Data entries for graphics
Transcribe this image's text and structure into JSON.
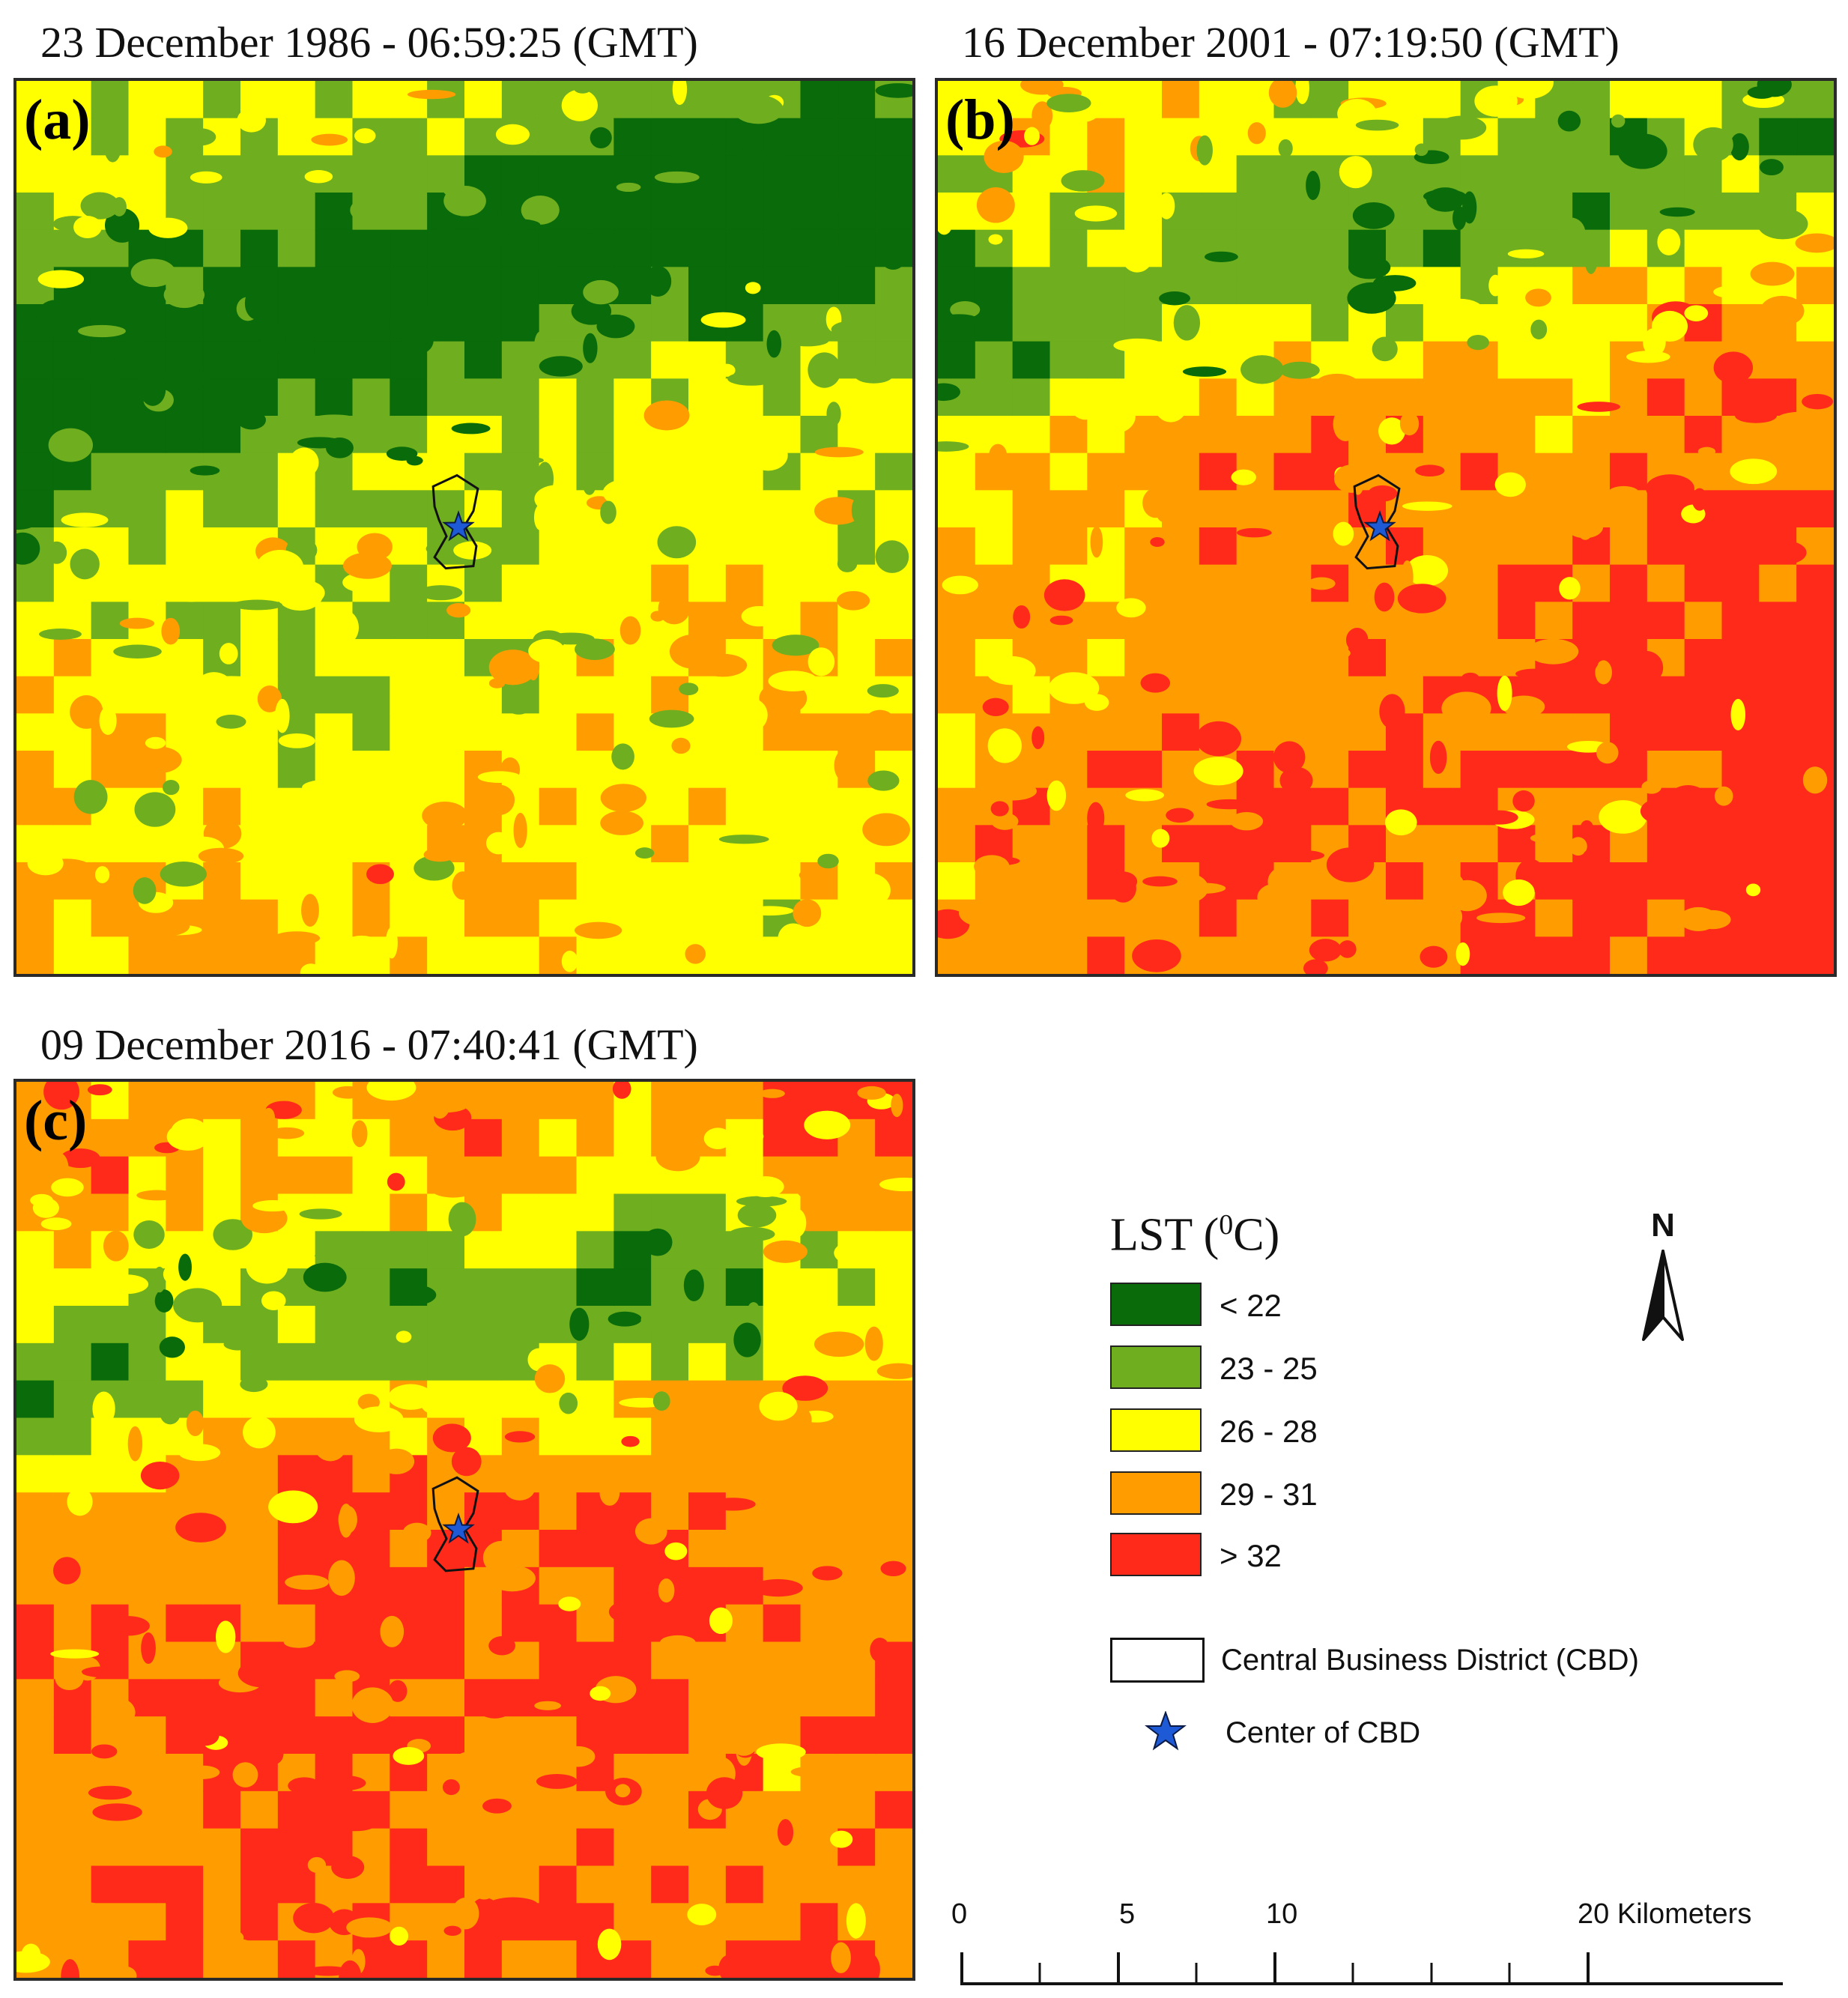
{
  "panels": [
    {
      "id": "a",
      "letter": "(a)",
      "title": "23 December 1986 - 06:59:25  (GMT)"
    },
    {
      "id": "b",
      "letter": "(b)",
      "title": "16 December 2001 - 07:19:50  (GMT)"
    },
    {
      "id": "c",
      "letter": "(c)",
      "title": "09 December 2016 - 07:40:41 (GMT)"
    }
  ],
  "legend": {
    "title_prefix": "LST (",
    "title_sup": "0",
    "title_suffix": "C)",
    "classes": [
      {
        "label": "<  22",
        "color": "#0a6b0a"
      },
      {
        "label": "23 - 25",
        "color": "#6fae1e"
      },
      {
        "label": "26 - 28",
        "color": "#ffff00"
      },
      {
        "label": "29 - 31",
        "color": "#ff9d00"
      },
      {
        "label": "> 32",
        "color": "#ff2a1a"
      }
    ],
    "cbd_label": "Central Business District (CBD)",
    "center_label": "Center of CBD",
    "star_color": "#1e5ad6"
  },
  "north": {
    "label": "N"
  },
  "scale": {
    "labels": [
      "0",
      "5",
      "10",
      "20 Kilometers"
    ]
  }
}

Exercise goal: Quote every record above exactly, leaving out the pictures.

Solution to this problem:
Transcribe this image's text and structure into JSON.
{
  "panels": [
    {
      "id": "a",
      "letter": "(a)",
      "title": "23 December 1986 - 06:59:25  (GMT)"
    },
    {
      "id": "b",
      "letter": "(b)",
      "title": "16 December 2001 - 07:19:50  (GMT)"
    },
    {
      "id": "c",
      "letter": "(c)",
      "title": "09 December 2016 - 07:40:41 (GMT)"
    }
  ],
  "legend": {
    "title_prefix": "LST (",
    "title_sup": "0",
    "title_suffix": "C)",
    "classes": [
      {
        "label": "<  22",
        "color": "#0a6b0a"
      },
      {
        "label": "23 - 25",
        "color": "#6fae1e"
      },
      {
        "label": "26 - 28",
        "color": "#ffff00"
      },
      {
        "label": "29 - 31",
        "color": "#ff9d00"
      },
      {
        "label": "> 32",
        "color": "#ff2a1a"
      }
    ],
    "cbd_label": "Central Business District (CBD)",
    "center_label": "Center of CBD",
    "star_color": "#1e5ad6"
  },
  "north": {
    "label": "N"
  },
  "scale": {
    "labels": [
      "0",
      "5",
      "10",
      "20 Kilometers"
    ]
  }
}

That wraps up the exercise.